╭──

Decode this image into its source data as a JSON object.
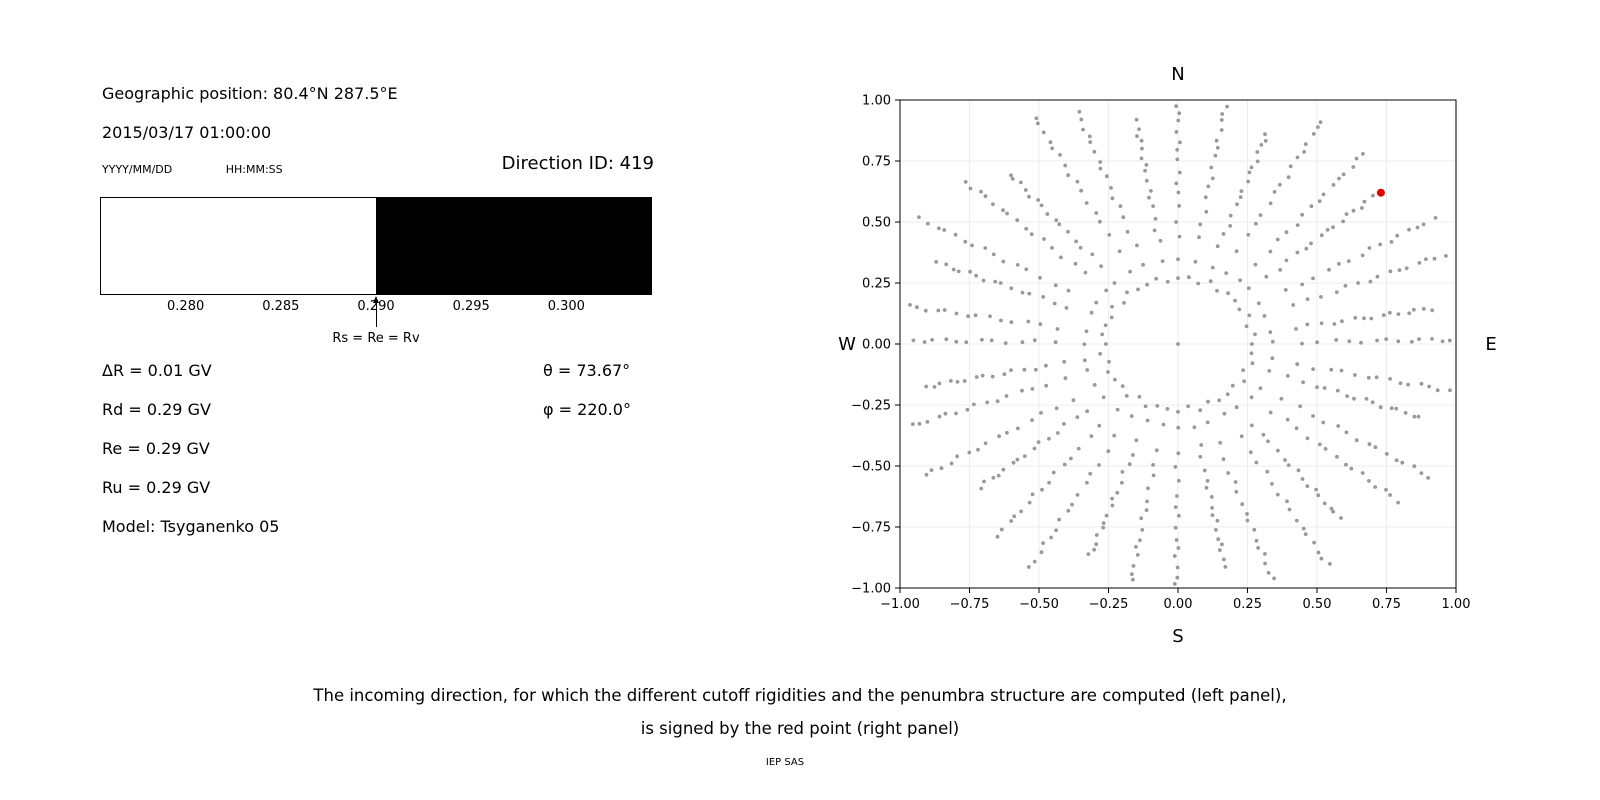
{
  "figure": {
    "caption_line1": "The incoming direction, for which the different cutoff rigidities and the penumbra structure are computed (left panel),",
    "caption_line2": "is signed by the red point (right panel)",
    "credit": "IEP SAS"
  },
  "left": {
    "geographic_position": "Geographic position: 80.4°N 287.5°E",
    "datetime": "2015/03/17 01:00:00",
    "date_format_label": "YYYY/MM/DD",
    "time_format_label": "HH:MM:SS",
    "direction_id_label": "Direction ID: 419",
    "params": [
      "ΔR = 0.01 GV",
      "Rd = 0.29 GV",
      "Re = 0.29 GV",
      "Ru = 0.29 GV",
      "Model: Tsyganenko 05"
    ],
    "theta_label": "θ = 73.67°",
    "phi_label": "φ = 220.0°"
  },
  "chart_data": [
    {
      "type": "bar",
      "xlim": [
        0.2755,
        0.3045
      ],
      "xticks": [
        0.28,
        0.285,
        0.29,
        0.295,
        0.3
      ],
      "tick_decimals": 3,
      "segments": [
        {
          "from": 0.2755,
          "to": 0.29,
          "color": "#ffffff"
        },
        {
          "from": 0.29,
          "to": 0.3045,
          "color": "#000000"
        }
      ],
      "annotation": {
        "text": "Rs = Re = Rv",
        "x": 0.29
      }
    },
    {
      "type": "scatter",
      "xlim": [
        -1,
        1
      ],
      "ylim": [
        -1,
        1
      ],
      "xticks": [
        -1.0,
        -0.75,
        -0.5,
        -0.25,
        0.0,
        0.25,
        0.5,
        0.75,
        1.0
      ],
      "yticks": [
        -1.0,
        -0.75,
        -0.5,
        -0.25,
        0.0,
        0.25,
        0.5,
        0.75,
        1.0
      ],
      "tick_decimals": 2,
      "grid": true,
      "grid_color": "#ededed",
      "compass": {
        "top": "N",
        "bottom": "S",
        "left": "W",
        "right": "E"
      },
      "dot_color": "#999999",
      "rays": {
        "count": 36,
        "r_start": 0.34,
        "r_end_base": 1.0,
        "r_end_var": 0.08,
        "dots_per_ray": 15,
        "density_exp": 0.72
      },
      "ring": {
        "radius": 0.27,
        "count": 44
      },
      "center_dot": true,
      "red_point": {
        "x": 0.73,
        "y": 0.62,
        "color": "#e00000",
        "radius": 4
      }
    }
  ]
}
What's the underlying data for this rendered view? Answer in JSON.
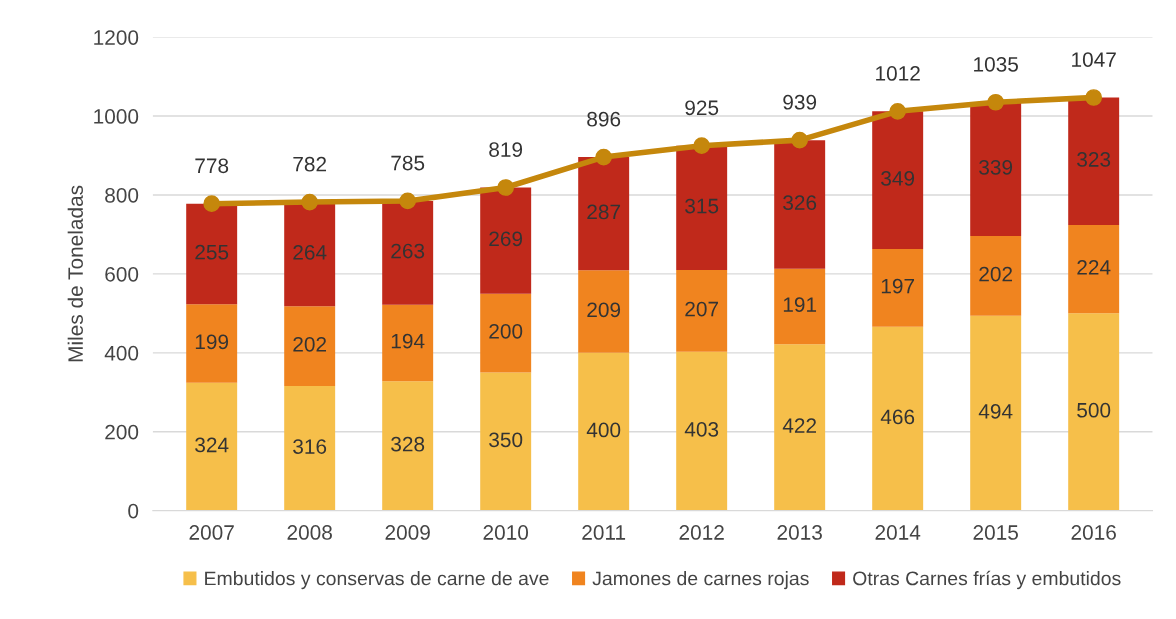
{
  "chart_data": {
    "type": "bar",
    "stacked": true,
    "ylabel": "Miles de Toneladas",
    "categories": [
      "2007",
      "2008",
      "2009",
      "2010",
      "2011",
      "2012",
      "2013",
      "2014",
      "2015",
      "2016"
    ],
    "series": [
      {
        "name": "Embutidos y conservas de carne de ave",
        "color": "#f6bf4a",
        "values": [
          324,
          316,
          328,
          350,
          400,
          403,
          422,
          466,
          494,
          500
        ]
      },
      {
        "name": "Jamones de carnes rojas",
        "color": "#f0841f",
        "values": [
          199,
          202,
          194,
          200,
          209,
          207,
          191,
          197,
          202,
          224
        ]
      },
      {
        "name": "Otras Carnes frías y embutidos",
        "color": "#c0291b",
        "values": [
          255,
          264,
          263,
          269,
          287,
          315,
          326,
          349,
          339,
          323
        ]
      },
      {
        "type": "line",
        "color": "#c5870c",
        "marker": "circle",
        "values": [
          778,
          782,
          785,
          819,
          896,
          925,
          939,
          1012,
          1035,
          1047
        ]
      }
    ],
    "ylim": [
      0,
      1200
    ],
    "yticks": [
      0,
      200,
      400,
      600,
      800,
      1000,
      1200
    ],
    "grid": "y",
    "legend": "bottom",
    "data_labels": true
  }
}
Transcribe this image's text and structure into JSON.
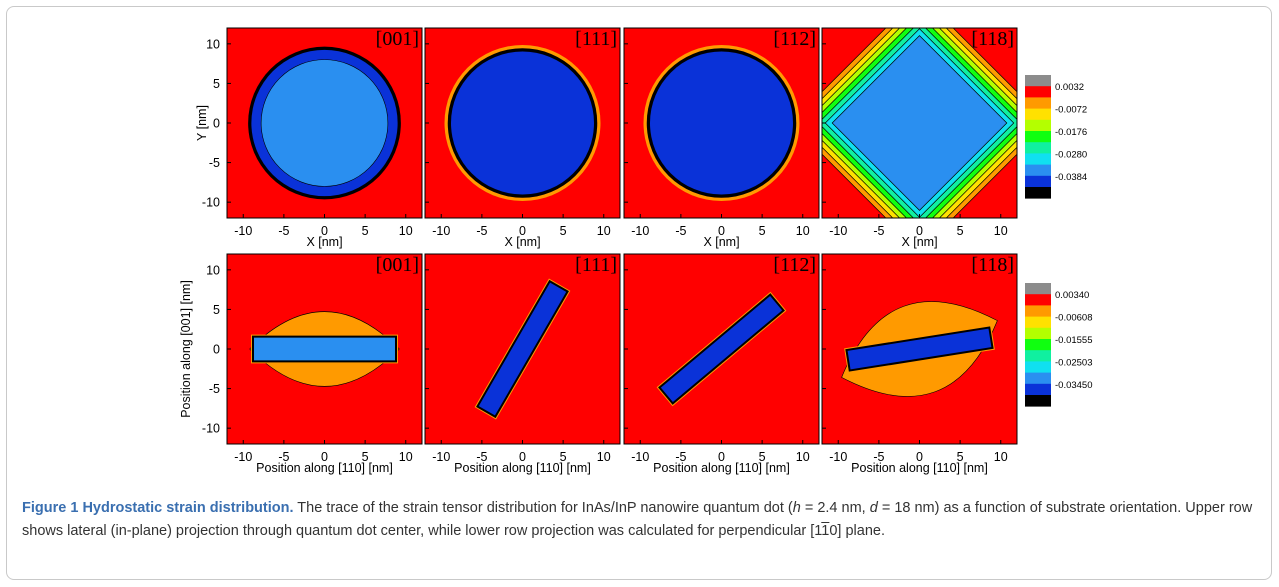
{
  "figure": {
    "caption": {
      "label": "Figure 1",
      "title": "Hydrostatic strain distribution.",
      "part1": " The trace of the strain tensor distribution for InAs/InP nanowire quantum dot (",
      "h_var": "h",
      "h_val": " = 2.4 nm, ",
      "d_var": "d",
      "d_val": " = 18 nm) as a function of substrate orientation. Upper row shows lateral (in-plane) projection through quantum dot center, while lower row projection was calculated for perpendicular [1",
      "bar_digit": "1",
      "part2": "0] plane."
    }
  },
  "chart_data": [
    {
      "type": "heatmap",
      "row": "top",
      "panels": [
        {
          "label": "[001]",
          "shape": "circle-core-shell",
          "core_color": "#2a8ff0",
          "shell_color": "#0a32d8"
        },
        {
          "label": "[111]",
          "shape": "circle",
          "core_color": "#0a32d8"
        },
        {
          "label": "[112]",
          "shape": "circle-jagged",
          "core_color": "#0a32d8"
        },
        {
          "label": "[118]",
          "shape": "diamond-contoured",
          "core_color": "#2a8ff0"
        }
      ],
      "xlabel": "X [nm]",
      "ylabel": "Y [nm]",
      "xlim": [
        -12,
        12
      ],
      "ylim": [
        -12,
        12
      ],
      "xticks": [
        "-10",
        "-5",
        "0",
        "5",
        "10"
      ],
      "yticks": [
        "10",
        "5",
        "0",
        "-5",
        "-10"
      ],
      "colorbar": {
        "levels": [
          "0.0032",
          "-0.0072",
          "-0.0176",
          "-0.0280",
          "-0.0384"
        ],
        "colors": [
          "#8c8c8c",
          "#ff0000",
          "#ff9a00",
          "#ffe100",
          "#b4ff00",
          "#10ff10",
          "#10f0a0",
          "#10e0f0",
          "#2a8ff0",
          "#0a32d8",
          "#000000"
        ]
      }
    },
    {
      "type": "heatmap",
      "row": "bottom",
      "panels": [
        {
          "label": "[001]",
          "angle_deg": 0,
          "core_color": "#2a8ff0",
          "lens": true
        },
        {
          "label": "[111]",
          "angle_deg": -60,
          "core_color": "#0a32d8",
          "lens": false
        },
        {
          "label": "[112]",
          "angle_deg": -40,
          "core_color": "#0a32d8",
          "lens": false
        },
        {
          "label": "[118]",
          "angle_deg": -9,
          "core_color": "#0a32d8",
          "lens": true
        }
      ],
      "xlabel": "Position along [110] [nm]",
      "ylabel": "Position along [001] [nm]",
      "xlim": [
        -12,
        12
      ],
      "ylim": [
        -12,
        12
      ],
      "xticks": [
        "-10",
        "-5",
        "0",
        "5",
        "10"
      ],
      "yticks": [
        "10",
        "5",
        "0",
        "-5",
        "-10"
      ],
      "colorbar": {
        "levels": [
          "0.00340",
          "-0.00608",
          "-0.01555",
          "-0.02503",
          "-0.03450"
        ],
        "colors": [
          "#8c8c8c",
          "#ff0000",
          "#ff9a00",
          "#ffe100",
          "#b4ff00",
          "#10ff10",
          "#10f0a0",
          "#10e0f0",
          "#2a8ff0",
          "#0a32d8",
          "#000000"
        ]
      }
    }
  ]
}
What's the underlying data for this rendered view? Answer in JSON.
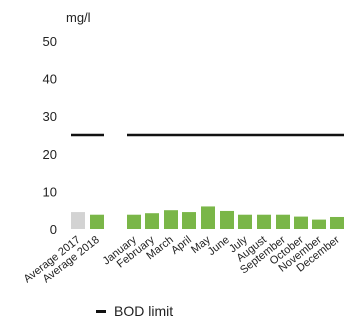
{
  "chart_data": {
    "type": "bar",
    "unit_label": "mg/l",
    "yticks": [
      0,
      10,
      20,
      30,
      40,
      50
    ],
    "ylim": [
      0,
      55
    ],
    "categories": [
      "Average 2017",
      "Average 2018",
      "January",
      "February",
      "March",
      "April",
      "May",
      "June",
      "July",
      "August",
      "September",
      "October",
      "November",
      "December"
    ],
    "values": [
      4.5,
      3.8,
      3.8,
      4.2,
      5.0,
      4.5,
      6.0,
      4.8,
      3.8,
      3.8,
      3.8,
      3.3,
      2.5,
      3.2
    ],
    "bar_colors": [
      "#d3d3d3",
      "#7ab648",
      "#7ab648",
      "#7ab648",
      "#7ab648",
      "#7ab648",
      "#7ab648",
      "#7ab648",
      "#7ab648",
      "#7ab648",
      "#7ab648",
      "#7ab648",
      "#7ab648",
      "#7ab648"
    ],
    "limit": {
      "name": "BOD limit",
      "value": 25,
      "color": "#111111"
    },
    "grid": false
  }
}
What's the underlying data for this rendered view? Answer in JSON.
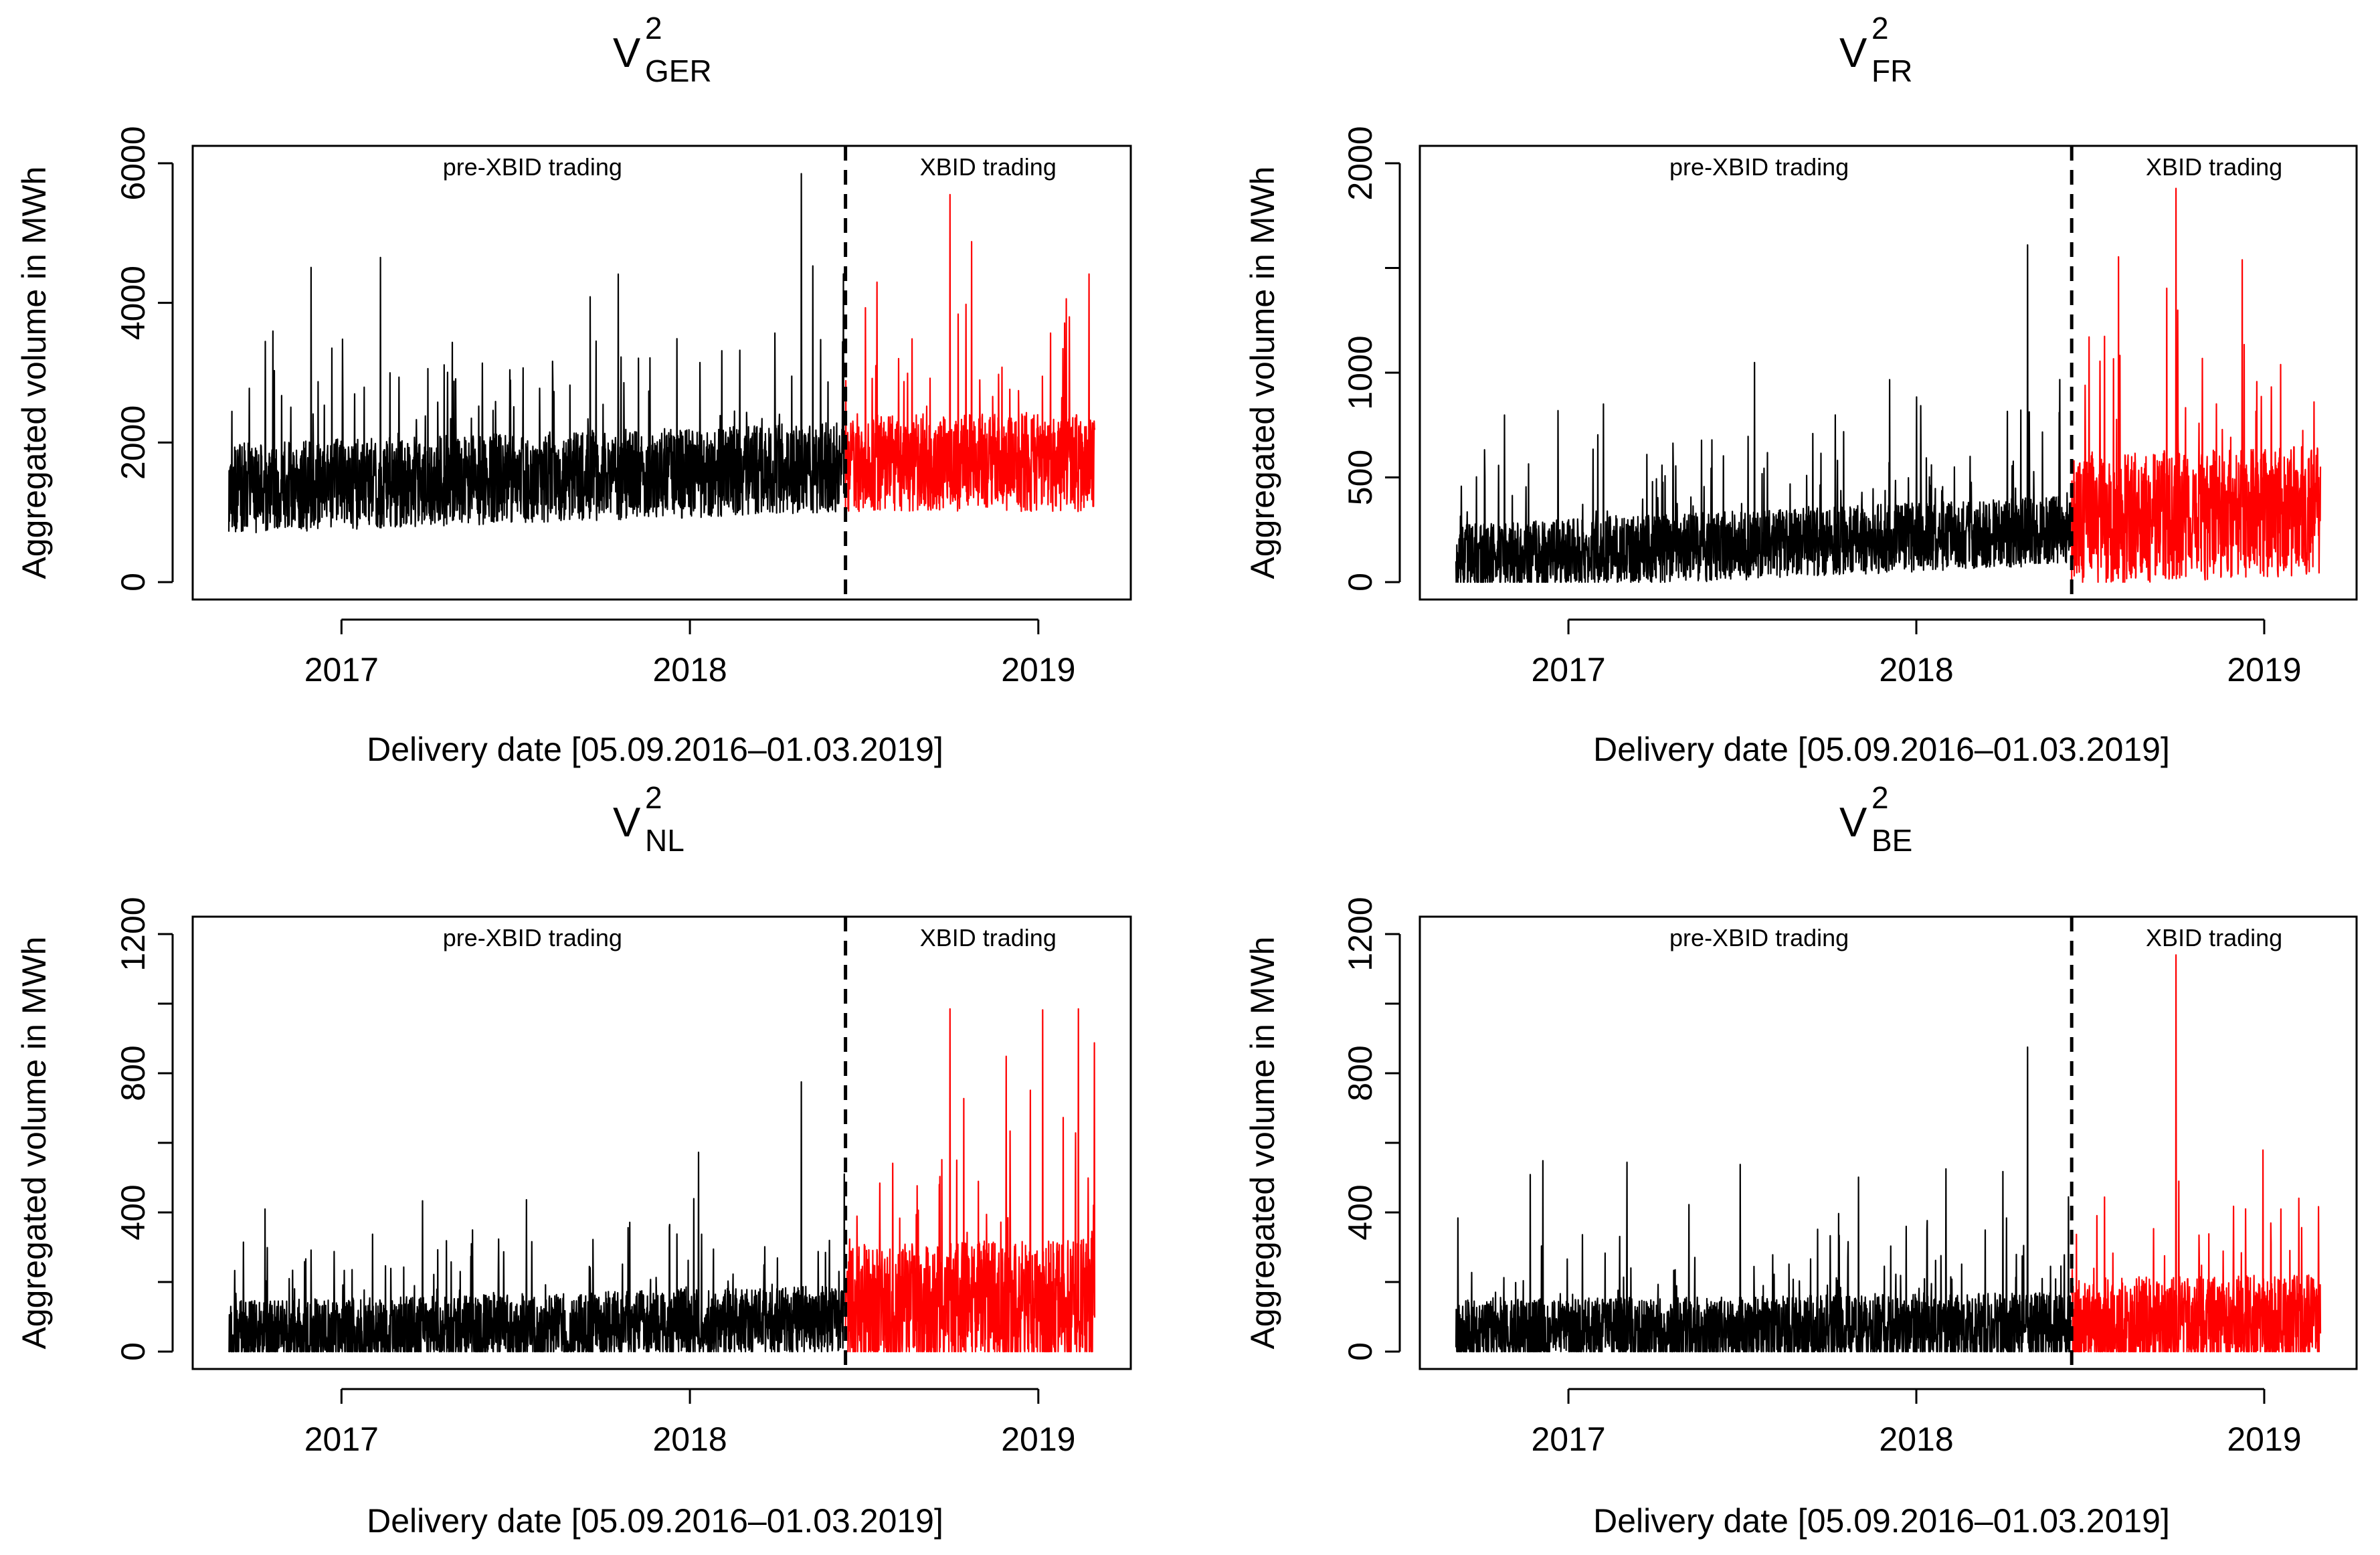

╰──

WHAT IS ASKED:
Locate all lines in the listing above with the word "circle". Copy them.

RESULT:
        "marker": "circle",
          "shape": "circle-core-shell",
          "shape": "circle",
          "shape": "circle-jagged",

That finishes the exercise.